Copy each line of the material below that includes the string "final".

- Extracted data entries:
# # # #

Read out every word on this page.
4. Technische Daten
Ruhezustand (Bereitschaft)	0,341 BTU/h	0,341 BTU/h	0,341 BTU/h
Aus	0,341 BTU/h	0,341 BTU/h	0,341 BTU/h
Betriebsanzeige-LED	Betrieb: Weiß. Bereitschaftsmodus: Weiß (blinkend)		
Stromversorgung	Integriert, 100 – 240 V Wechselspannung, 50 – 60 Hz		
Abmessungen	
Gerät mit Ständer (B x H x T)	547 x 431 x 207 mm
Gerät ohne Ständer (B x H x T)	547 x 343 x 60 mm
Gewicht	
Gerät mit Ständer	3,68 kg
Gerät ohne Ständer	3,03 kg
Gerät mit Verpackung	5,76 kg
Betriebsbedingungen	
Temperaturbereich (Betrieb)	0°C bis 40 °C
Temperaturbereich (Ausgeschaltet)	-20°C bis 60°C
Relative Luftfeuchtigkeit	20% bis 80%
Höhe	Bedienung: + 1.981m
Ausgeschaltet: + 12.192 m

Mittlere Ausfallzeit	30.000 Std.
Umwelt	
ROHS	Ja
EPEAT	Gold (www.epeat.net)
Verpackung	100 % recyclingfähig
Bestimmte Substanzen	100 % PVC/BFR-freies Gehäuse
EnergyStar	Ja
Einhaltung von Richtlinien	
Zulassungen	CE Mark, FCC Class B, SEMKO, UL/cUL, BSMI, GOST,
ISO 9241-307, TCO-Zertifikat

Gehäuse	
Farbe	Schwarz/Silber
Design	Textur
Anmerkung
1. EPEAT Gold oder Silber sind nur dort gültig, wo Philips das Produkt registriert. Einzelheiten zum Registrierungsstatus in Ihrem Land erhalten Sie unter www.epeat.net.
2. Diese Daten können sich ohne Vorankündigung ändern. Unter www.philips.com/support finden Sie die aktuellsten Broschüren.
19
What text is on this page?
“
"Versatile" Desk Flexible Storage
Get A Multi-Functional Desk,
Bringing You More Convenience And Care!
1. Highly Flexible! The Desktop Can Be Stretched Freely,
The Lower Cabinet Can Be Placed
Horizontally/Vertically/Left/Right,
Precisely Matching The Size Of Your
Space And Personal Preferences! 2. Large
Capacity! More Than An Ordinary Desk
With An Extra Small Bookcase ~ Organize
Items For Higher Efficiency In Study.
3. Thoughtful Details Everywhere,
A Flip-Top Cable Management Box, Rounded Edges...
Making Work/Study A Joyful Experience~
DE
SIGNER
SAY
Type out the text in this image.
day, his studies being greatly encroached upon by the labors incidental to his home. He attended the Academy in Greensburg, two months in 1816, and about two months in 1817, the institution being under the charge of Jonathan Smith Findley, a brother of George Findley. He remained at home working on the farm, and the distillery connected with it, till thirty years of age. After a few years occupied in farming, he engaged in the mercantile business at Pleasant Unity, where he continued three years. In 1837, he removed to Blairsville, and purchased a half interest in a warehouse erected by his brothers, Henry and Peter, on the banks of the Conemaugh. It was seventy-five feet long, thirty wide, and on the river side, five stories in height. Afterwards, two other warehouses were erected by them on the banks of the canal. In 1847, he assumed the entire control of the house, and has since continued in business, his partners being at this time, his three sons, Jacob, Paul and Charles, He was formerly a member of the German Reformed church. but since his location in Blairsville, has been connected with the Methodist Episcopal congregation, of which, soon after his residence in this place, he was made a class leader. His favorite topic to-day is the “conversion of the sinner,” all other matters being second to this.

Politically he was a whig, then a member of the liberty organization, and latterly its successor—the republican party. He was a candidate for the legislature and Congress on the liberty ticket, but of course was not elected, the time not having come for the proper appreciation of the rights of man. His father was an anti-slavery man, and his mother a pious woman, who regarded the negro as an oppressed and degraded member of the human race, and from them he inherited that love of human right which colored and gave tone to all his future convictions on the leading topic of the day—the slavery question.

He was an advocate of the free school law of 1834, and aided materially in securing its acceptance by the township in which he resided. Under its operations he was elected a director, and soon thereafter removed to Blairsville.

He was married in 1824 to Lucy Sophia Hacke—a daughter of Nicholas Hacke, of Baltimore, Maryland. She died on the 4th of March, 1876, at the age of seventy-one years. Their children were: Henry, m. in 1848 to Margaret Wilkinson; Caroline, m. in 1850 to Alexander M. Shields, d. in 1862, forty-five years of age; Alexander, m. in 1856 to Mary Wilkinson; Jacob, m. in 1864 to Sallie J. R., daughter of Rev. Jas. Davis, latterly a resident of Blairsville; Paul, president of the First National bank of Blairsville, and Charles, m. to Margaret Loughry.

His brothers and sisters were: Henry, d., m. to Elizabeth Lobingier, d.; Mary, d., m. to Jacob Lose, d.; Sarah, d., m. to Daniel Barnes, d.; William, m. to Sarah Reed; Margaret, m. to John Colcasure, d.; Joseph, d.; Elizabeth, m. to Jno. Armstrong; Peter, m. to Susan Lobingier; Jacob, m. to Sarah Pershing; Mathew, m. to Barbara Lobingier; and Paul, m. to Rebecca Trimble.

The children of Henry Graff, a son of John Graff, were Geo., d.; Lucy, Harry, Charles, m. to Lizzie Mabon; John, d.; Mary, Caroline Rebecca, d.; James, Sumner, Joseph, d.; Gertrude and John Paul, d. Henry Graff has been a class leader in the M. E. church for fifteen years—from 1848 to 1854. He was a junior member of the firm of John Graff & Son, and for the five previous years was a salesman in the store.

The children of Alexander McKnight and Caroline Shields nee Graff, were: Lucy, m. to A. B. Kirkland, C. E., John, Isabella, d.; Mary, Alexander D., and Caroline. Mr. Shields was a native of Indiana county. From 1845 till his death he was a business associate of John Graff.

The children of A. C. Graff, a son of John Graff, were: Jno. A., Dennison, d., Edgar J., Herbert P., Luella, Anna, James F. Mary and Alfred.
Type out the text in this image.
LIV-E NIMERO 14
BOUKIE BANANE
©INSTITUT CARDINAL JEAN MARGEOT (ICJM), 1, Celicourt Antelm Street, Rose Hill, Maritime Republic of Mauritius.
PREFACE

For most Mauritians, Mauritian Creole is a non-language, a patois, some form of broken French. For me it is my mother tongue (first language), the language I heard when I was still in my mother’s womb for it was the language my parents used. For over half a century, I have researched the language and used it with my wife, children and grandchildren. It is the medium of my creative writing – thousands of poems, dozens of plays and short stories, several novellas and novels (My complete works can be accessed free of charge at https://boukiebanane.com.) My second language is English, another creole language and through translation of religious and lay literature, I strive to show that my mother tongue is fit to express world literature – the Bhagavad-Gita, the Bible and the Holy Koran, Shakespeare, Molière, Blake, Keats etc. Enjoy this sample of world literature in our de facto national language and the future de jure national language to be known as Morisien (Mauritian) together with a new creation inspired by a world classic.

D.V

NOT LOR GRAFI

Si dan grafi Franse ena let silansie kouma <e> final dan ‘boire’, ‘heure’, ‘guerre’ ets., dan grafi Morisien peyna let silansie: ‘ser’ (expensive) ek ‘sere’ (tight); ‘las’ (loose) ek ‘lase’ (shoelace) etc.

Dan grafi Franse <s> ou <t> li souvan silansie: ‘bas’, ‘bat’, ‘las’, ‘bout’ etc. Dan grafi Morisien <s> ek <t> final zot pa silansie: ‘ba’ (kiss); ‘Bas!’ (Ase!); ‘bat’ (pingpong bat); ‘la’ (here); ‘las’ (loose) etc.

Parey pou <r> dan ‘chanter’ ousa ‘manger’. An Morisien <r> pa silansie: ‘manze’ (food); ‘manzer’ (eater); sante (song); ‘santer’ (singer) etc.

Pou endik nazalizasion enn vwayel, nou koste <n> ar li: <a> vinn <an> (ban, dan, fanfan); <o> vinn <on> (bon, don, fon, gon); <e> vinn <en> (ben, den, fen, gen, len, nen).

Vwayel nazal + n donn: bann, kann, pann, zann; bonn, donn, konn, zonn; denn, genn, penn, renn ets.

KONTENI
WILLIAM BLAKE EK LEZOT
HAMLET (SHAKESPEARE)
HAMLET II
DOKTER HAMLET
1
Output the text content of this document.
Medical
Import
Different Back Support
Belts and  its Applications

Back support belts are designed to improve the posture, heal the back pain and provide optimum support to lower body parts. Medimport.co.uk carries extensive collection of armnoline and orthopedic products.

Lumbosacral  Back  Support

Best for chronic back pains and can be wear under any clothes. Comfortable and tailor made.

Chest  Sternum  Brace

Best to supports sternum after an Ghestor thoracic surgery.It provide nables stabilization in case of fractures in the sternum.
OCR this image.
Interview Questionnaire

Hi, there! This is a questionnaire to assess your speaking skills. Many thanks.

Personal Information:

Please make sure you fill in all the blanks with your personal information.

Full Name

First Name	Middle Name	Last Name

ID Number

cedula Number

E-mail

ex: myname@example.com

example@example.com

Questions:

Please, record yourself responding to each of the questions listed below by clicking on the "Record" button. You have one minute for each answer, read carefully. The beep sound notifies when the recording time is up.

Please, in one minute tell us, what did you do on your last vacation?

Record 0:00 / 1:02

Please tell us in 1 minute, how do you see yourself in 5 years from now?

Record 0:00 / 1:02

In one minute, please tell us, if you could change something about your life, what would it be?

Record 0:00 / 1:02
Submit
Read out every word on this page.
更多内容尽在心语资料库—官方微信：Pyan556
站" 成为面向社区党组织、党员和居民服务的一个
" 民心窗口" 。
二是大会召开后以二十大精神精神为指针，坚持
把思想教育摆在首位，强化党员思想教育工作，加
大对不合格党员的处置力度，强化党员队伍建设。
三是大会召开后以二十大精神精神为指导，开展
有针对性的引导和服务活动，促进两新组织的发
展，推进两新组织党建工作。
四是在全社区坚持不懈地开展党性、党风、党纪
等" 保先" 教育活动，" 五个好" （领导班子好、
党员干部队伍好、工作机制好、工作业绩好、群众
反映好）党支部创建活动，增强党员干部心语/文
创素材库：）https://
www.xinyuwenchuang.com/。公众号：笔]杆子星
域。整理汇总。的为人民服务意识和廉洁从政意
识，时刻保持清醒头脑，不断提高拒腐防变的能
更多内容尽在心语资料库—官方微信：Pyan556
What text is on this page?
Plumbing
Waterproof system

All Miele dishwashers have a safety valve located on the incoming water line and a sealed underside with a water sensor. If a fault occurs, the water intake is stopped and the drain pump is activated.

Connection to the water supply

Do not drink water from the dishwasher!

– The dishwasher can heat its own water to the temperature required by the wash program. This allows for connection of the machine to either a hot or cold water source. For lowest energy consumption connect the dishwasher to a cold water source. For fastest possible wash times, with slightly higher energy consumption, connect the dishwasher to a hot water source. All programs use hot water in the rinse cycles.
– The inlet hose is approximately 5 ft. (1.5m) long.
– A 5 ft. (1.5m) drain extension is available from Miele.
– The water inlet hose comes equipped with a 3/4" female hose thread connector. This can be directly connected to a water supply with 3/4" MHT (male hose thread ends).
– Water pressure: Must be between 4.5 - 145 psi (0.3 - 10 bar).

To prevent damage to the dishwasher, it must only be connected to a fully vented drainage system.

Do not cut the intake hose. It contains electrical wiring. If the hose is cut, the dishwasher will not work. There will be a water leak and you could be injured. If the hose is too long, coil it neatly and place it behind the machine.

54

# # # #

- EXERCISE SOLUTION:
Si dan grafi Franse ena let silansie kouma <e> final dan ‘boire’, ‘heure’, ‘guerre’ ets., dan grafi Morisien peyna let silansie: ‘ser’ (expensive) ek ‘sere’ (tight); ‘las’ (loose) ek ‘lase’ (shoelace) etc.
Dan grafi Franse <s> ou <t> li souvan silansie: ‘bas’, ‘bat’, ‘las’, ‘bout’ etc. Dan grafi Morisien <s> ek <t> final zot pa silansie: ‘ba’ (kiss); ‘Bas!’ (Ase!); ‘bat’ (pingpong bat); ‘la’ (here); ‘las’ (loose) etc.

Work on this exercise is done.